> What is required
Which lines hold the word "text"? Copy each one.
::::::::::
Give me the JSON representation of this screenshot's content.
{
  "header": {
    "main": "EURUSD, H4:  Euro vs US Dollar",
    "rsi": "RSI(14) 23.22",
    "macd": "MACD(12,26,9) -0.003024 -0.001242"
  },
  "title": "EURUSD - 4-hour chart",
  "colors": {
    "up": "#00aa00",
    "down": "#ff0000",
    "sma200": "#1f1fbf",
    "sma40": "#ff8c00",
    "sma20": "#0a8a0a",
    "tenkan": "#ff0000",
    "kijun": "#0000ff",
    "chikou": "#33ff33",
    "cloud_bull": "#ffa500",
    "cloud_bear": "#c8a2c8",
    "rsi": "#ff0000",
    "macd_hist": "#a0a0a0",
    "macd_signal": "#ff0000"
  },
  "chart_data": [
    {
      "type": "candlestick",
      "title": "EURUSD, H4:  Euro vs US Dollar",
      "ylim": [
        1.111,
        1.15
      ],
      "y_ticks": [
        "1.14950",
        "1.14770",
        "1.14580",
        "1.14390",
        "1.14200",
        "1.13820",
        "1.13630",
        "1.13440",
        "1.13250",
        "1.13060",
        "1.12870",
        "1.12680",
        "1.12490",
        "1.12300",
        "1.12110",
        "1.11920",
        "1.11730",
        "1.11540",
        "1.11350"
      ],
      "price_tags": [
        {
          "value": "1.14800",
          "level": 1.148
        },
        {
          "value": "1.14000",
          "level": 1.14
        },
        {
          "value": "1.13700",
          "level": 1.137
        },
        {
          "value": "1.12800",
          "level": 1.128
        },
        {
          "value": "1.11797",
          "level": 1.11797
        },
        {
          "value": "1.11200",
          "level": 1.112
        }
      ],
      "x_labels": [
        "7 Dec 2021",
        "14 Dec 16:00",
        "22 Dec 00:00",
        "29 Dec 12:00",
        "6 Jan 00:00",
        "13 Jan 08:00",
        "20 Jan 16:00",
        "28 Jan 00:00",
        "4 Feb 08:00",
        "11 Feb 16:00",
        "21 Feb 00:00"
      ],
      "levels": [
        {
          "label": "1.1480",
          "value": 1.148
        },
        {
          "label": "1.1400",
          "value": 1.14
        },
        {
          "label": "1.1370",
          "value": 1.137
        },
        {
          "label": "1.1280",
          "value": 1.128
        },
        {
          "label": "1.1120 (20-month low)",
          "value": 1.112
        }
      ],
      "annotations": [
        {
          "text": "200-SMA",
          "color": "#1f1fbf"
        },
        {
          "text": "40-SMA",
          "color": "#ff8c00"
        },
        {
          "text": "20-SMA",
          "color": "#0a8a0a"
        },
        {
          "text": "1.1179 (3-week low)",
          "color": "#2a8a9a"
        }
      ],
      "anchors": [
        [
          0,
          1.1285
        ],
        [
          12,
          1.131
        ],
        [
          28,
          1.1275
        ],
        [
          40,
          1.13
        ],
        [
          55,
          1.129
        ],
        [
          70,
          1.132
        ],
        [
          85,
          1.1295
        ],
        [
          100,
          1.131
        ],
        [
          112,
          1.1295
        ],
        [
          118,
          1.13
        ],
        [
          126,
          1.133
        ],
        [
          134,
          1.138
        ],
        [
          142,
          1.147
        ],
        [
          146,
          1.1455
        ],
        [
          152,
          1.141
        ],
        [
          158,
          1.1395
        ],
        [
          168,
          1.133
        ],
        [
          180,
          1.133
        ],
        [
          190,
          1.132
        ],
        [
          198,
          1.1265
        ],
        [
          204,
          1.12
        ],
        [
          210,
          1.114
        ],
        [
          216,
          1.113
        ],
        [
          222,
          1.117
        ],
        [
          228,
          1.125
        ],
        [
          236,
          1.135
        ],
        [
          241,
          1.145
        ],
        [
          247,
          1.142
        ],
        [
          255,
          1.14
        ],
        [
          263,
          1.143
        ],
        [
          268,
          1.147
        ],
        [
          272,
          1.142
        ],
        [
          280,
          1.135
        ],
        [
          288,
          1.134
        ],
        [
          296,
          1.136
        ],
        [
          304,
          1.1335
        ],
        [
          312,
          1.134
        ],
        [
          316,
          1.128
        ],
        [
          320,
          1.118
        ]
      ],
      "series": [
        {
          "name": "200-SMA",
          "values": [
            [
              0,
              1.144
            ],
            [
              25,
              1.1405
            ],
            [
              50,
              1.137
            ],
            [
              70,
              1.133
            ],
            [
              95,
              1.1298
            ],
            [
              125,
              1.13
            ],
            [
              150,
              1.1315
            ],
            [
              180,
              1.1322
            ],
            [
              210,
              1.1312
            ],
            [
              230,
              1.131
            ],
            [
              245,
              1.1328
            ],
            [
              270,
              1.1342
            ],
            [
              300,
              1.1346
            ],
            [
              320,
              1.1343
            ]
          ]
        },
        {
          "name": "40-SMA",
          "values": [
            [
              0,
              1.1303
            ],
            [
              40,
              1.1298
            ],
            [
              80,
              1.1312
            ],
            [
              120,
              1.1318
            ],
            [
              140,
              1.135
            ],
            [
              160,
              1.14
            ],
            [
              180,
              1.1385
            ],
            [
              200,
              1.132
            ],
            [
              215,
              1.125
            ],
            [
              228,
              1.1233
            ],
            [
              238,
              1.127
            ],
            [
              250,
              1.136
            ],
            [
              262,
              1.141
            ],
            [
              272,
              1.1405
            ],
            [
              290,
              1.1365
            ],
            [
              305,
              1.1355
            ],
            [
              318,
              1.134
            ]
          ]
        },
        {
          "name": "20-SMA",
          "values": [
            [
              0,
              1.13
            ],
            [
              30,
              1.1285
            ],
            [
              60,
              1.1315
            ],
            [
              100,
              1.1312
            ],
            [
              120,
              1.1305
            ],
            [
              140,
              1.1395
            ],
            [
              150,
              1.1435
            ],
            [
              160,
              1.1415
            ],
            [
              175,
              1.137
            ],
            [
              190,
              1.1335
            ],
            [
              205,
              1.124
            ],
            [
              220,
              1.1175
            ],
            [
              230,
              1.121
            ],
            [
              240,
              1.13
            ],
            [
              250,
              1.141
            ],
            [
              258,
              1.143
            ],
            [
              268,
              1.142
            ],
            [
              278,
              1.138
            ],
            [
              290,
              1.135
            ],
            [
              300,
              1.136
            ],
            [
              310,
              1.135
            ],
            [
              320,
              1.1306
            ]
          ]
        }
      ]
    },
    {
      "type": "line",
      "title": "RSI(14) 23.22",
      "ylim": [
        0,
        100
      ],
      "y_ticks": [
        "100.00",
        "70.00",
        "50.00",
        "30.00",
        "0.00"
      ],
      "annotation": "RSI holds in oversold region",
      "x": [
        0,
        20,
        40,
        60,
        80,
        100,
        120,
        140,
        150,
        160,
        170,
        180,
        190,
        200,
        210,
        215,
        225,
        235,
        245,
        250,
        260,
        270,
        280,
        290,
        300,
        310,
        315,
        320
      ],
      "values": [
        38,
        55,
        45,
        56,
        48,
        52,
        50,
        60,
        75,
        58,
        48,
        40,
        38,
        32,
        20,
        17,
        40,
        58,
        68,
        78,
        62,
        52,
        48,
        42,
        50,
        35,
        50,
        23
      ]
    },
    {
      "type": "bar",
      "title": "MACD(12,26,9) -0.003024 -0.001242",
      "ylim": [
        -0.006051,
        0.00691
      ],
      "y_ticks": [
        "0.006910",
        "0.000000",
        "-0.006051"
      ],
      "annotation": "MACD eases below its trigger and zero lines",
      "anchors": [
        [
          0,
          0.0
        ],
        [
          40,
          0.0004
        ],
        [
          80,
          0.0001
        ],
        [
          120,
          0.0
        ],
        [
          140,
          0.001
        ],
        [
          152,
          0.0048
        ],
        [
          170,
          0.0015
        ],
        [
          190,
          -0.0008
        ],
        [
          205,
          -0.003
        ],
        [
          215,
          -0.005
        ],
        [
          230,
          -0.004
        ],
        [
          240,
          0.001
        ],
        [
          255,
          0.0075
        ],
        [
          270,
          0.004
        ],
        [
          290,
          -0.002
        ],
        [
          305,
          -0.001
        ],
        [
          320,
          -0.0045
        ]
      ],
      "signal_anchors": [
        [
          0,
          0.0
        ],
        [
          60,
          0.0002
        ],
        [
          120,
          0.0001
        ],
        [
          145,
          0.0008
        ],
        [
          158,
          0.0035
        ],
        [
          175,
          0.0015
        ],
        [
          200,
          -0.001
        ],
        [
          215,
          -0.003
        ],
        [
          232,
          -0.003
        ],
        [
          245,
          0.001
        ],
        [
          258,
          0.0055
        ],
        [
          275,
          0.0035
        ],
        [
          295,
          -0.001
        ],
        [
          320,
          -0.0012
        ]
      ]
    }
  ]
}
::::::::::
> Solved exercise
          "text": "200-SMA",
          "text": "40-SMA",
          "text": "20-SMA",
          "text": "1.1179 (3-week low)",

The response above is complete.